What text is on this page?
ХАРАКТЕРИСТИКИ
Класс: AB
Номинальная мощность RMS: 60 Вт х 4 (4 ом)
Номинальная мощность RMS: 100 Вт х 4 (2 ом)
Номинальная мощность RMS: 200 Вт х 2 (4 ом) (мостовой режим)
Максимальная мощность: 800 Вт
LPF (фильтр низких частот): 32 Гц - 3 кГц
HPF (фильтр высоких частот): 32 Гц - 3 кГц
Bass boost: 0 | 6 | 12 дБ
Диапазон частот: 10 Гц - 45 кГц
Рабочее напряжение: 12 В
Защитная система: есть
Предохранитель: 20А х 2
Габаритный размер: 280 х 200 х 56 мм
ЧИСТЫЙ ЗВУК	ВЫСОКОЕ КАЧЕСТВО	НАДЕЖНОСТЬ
-------
Task prompt:
Transcribe each entry precisely, missing none.

Solution for this task:
What text is on this page?
ХАРАКТЕРИСТИКИ
Класс: AB
Номинальная мощность RMS: 60 Вт х 4 (4 ом)
Номинальная мощность RMS: 100 Вт х 4 (2 ом)
Номинальная мощность RMS: 200 Вт х 2 (4 ом) (мостовой режим)
Максимальная мощность: 800 Вт
LPF (фильтр низких частот): 32 Гц - 3 кГц
HPF (фильтр высоких частот): 32 Гц - 3 кГц
Bass boost: 0 | 6 | 12 дБ
Диапазон частот: 10 Гц - 45 кГц
Рабочее напряжение: 12 В
Защитная система: есть
Предохранитель: 20А х 2
Габаритный размер: 280 х 200 х 56 мм
ЧИСТЫЙ ЗВУК	ВЫСОКОЕ КАЧЕСТВО	НАДЕЖНОСТЬ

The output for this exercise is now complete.